[BEGIN]
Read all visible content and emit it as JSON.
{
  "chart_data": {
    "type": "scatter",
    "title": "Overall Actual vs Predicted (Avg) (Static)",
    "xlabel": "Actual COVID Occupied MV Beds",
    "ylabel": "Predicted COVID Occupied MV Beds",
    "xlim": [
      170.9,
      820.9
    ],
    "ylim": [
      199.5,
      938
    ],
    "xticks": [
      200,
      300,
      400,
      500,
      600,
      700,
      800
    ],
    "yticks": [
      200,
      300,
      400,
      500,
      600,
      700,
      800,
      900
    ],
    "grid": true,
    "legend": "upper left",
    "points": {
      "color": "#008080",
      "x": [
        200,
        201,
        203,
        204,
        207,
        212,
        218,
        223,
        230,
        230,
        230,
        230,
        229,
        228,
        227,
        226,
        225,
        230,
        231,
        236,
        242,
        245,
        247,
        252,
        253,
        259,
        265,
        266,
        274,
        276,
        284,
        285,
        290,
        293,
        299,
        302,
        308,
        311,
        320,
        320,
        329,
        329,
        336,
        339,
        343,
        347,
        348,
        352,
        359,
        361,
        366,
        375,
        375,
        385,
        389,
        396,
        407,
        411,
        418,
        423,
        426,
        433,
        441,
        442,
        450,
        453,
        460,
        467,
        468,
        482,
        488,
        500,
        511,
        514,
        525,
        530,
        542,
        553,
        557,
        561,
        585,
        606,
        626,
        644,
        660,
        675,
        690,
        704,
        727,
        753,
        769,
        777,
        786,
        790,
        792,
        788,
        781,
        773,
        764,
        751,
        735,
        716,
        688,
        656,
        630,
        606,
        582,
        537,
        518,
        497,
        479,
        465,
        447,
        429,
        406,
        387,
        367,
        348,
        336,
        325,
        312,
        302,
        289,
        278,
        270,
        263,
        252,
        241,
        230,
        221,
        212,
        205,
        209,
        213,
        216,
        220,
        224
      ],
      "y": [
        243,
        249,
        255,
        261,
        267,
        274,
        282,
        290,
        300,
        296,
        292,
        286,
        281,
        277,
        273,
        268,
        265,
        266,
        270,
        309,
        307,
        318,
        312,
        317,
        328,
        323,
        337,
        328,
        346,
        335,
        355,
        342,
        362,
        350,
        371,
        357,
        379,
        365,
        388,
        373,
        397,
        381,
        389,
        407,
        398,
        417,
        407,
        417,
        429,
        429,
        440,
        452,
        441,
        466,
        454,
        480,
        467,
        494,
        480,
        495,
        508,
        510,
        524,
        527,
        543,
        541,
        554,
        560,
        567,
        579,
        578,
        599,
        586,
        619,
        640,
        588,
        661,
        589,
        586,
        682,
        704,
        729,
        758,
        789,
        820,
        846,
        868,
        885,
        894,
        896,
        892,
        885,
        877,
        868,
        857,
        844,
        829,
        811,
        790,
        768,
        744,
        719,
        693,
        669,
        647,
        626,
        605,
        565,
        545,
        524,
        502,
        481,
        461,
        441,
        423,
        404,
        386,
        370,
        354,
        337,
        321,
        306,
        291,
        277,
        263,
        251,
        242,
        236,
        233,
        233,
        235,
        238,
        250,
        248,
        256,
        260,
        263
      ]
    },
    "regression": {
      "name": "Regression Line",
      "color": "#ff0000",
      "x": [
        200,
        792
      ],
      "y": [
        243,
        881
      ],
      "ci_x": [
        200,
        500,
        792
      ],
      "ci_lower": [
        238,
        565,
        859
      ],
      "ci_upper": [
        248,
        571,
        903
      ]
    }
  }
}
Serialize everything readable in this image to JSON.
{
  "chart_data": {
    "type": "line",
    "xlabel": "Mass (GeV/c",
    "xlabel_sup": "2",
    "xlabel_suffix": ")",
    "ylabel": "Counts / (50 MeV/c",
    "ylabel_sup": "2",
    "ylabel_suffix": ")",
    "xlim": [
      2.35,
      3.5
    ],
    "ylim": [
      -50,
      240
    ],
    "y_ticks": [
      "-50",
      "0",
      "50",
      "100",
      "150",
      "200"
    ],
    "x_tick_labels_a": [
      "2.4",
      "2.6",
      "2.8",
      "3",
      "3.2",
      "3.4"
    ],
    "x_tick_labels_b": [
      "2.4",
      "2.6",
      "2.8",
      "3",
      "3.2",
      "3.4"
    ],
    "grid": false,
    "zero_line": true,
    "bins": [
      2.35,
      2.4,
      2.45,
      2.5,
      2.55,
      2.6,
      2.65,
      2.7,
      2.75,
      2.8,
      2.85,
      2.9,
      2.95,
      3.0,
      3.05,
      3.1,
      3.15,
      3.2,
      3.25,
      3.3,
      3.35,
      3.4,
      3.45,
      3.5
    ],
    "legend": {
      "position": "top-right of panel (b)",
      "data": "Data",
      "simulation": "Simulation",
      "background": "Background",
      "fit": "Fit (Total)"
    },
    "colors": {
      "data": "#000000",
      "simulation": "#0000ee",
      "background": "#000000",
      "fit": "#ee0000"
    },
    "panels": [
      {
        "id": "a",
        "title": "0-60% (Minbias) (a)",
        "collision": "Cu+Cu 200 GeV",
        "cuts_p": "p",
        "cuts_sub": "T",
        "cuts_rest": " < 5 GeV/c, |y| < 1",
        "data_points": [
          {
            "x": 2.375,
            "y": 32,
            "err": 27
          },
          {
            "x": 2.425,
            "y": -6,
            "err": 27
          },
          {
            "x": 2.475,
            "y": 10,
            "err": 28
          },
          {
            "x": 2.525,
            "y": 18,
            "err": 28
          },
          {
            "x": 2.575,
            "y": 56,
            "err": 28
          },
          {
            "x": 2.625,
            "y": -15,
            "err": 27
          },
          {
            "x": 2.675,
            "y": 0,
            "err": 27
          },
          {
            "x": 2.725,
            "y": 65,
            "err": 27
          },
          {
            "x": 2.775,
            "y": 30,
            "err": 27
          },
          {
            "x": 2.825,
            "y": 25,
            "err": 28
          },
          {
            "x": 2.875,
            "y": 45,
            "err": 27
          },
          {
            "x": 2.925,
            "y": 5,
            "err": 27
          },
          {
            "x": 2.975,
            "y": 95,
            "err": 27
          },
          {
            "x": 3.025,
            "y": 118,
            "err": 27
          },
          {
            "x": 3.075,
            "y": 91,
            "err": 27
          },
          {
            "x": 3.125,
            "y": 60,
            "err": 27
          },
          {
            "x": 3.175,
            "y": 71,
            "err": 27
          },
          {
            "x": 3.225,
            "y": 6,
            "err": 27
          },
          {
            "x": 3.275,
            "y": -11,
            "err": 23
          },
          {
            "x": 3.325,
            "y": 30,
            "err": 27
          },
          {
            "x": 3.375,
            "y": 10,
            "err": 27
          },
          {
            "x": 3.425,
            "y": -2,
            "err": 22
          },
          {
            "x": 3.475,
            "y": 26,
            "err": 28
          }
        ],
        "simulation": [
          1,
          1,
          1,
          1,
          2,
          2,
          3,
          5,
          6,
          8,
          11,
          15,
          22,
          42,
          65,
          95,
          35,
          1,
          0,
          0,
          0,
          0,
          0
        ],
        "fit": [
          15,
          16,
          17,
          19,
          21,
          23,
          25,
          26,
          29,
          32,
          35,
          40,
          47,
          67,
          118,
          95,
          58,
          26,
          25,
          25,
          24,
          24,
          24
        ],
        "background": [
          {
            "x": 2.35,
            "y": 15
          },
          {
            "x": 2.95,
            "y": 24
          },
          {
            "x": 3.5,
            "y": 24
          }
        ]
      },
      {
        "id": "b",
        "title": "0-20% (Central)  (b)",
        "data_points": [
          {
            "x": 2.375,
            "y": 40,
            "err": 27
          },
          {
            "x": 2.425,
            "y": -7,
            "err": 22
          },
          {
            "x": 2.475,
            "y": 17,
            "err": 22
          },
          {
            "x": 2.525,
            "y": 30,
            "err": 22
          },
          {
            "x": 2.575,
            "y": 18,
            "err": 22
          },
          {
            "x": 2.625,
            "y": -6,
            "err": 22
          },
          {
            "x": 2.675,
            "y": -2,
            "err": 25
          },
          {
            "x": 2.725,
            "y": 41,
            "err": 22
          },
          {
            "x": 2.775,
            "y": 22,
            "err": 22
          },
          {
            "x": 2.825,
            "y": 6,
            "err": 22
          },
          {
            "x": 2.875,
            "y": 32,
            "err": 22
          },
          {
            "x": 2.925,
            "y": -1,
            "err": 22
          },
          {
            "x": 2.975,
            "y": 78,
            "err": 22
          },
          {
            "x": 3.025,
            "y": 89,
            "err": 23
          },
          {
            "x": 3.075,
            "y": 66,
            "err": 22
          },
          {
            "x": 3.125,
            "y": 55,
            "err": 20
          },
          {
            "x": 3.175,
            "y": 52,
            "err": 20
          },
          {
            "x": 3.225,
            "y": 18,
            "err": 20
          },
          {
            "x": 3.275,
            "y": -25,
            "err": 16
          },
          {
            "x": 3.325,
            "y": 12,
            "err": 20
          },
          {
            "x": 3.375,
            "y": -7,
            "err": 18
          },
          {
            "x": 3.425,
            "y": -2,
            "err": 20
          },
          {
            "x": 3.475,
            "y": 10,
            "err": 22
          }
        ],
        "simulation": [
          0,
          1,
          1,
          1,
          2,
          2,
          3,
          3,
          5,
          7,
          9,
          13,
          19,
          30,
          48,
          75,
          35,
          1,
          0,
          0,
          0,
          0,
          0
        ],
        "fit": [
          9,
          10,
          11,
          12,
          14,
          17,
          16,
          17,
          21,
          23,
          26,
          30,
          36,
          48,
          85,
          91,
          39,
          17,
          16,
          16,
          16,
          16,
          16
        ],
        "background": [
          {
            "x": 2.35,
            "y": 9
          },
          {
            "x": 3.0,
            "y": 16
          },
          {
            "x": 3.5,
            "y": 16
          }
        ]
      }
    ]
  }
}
[END]
*EXERCISE BRIEF*
Check every line of the data above for the string "Predicted", and copy those that have it.

*FULL ANSWER*
    "title": "Overall Actual vs Predicted (Avg) (Static)",
    "ylabel": "Predicted COVID Occupied MV Beds",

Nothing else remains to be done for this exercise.